** start of Supplied records **

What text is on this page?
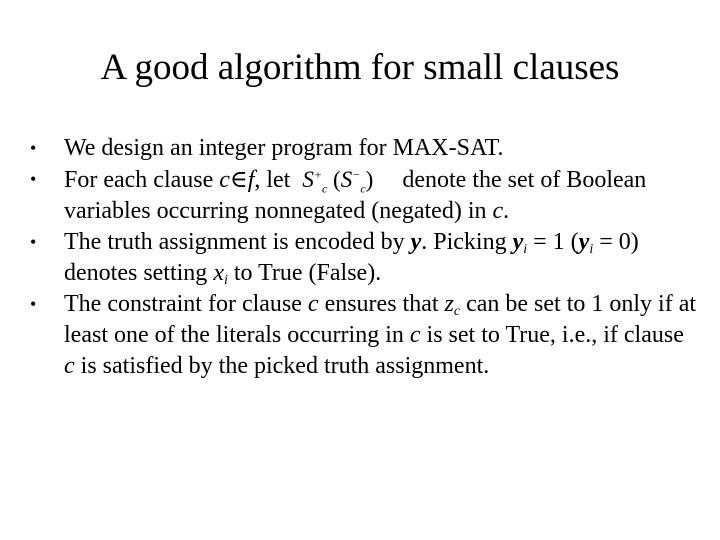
A good algorithm for small clauses
• We design an integer program for MAX-SAT.
• For each clause c∈f, let $S^+_c$ $(S^-_c)$ denote the set of Boolean variables occurring nonnegated (negated) in c.
• The truth assignment is encoded by y. Picking $y_i = 1$ $(y_i = 0)$ denotes setting $x_i$ to True (False).
• The constraint for clause c ensures that $z_c$ can be set to 1 only if at least one of the literals occurring in c is set to True, i.e., if clause c is satisfied by the picked truth assignment.
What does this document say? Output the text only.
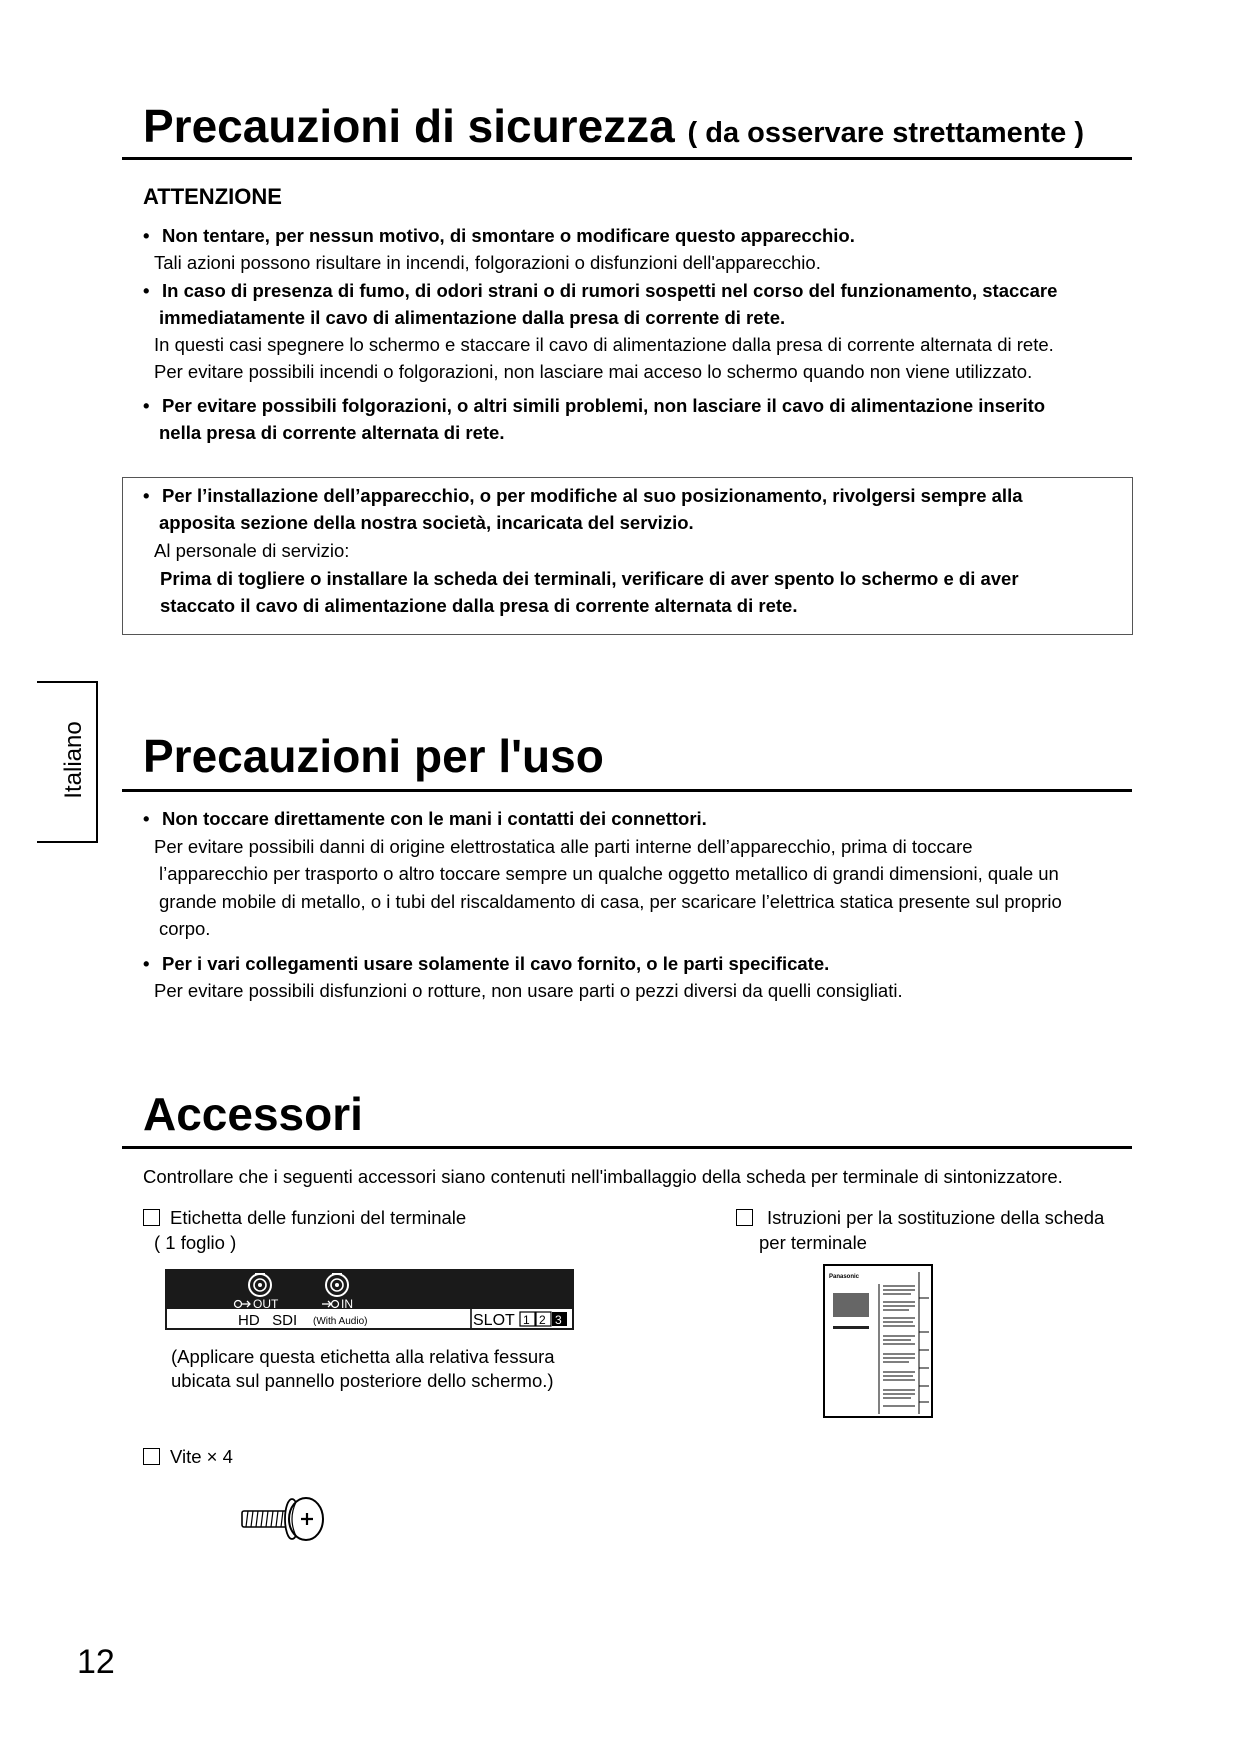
Precauzioni di sicurezza ( da osservare strettamente )
ATTENZIONE
• Non tentare, per nessun motivo, di smontare o modificare questo apparecchio.
Tali azioni possono risultare in incendi, folgorazioni o disfunzioni dell'apparecchio.
• In caso di presenza di fumo, di odori strani o di rumori sospetti nel corso del funzionamento, staccare
immediatamente il cavo di alimentazione dalla presa di corrente di rete.
In questi casi spegnere lo schermo e staccare il cavo di alimentazione dalla presa di corrente alternata di rete.
Per evitare possibili incendi o folgorazioni, non lasciare mai acceso lo schermo quando non viene utilizzato.
• Per evitare possibili folgorazioni, o altri simili problemi, non lasciare il cavo di alimentazione inserito
nella presa di corrente alternata di rete.
• Per l’installazione dell’apparecchio, o per modifiche al suo posizionamento, rivolgersi sempre alla
apposita sezione della nostra società, incaricata del servizio.
Al personale di servizio:
Prima di togliere o installare la scheda dei terminali, verificare di aver spento lo schermo e di aver
staccato il cavo di alimentazione dalla presa di corrente alternata di rete.
Italiano Precauzioni per l'uso
• Non toccare direttamente con le mani i contatti dei connettori.
Per evitare possibili danni di origine elettrostatica alle parti interne dell’apparecchio, prima di toccare
l’apparecchio per trasporto o altro toccare sempre un qualche oggetto metallico di grandi dimensioni, quale un
grande mobile di metallo, o i tubi del riscaldamento di casa, per scaricare l’elettrica statica presente sul proprio
corpo.
• Per i vari collegamenti usare solamente il cavo fornito, o le parti specificate.
Per evitare possibili disfunzioni o rotture, non usare parti o pezzi diversi da quelli consigliati.
Accessori
Controllare che i seguenti accessori siano contenuti nell'imballaggio della scheda per terminale di sintonizzatore.
Etichetta delle funzioni del terminale
( 1 foglio )
OUT	IN
HD   SDI (With Audio)	SLOT 1 2 3
(Applicare questa etichetta alla relativa fessura
ubicata sul pannello posteriore dello schermo.)
Istruzioni per la sostituzione della scheda
per terminale
Panasonic
Vite × 4
12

** end of Supplied records **

:: Exercise ::
Give the number of lines in the entries that include the string "alimentazione", and nothing more.

:: Complete output ::
4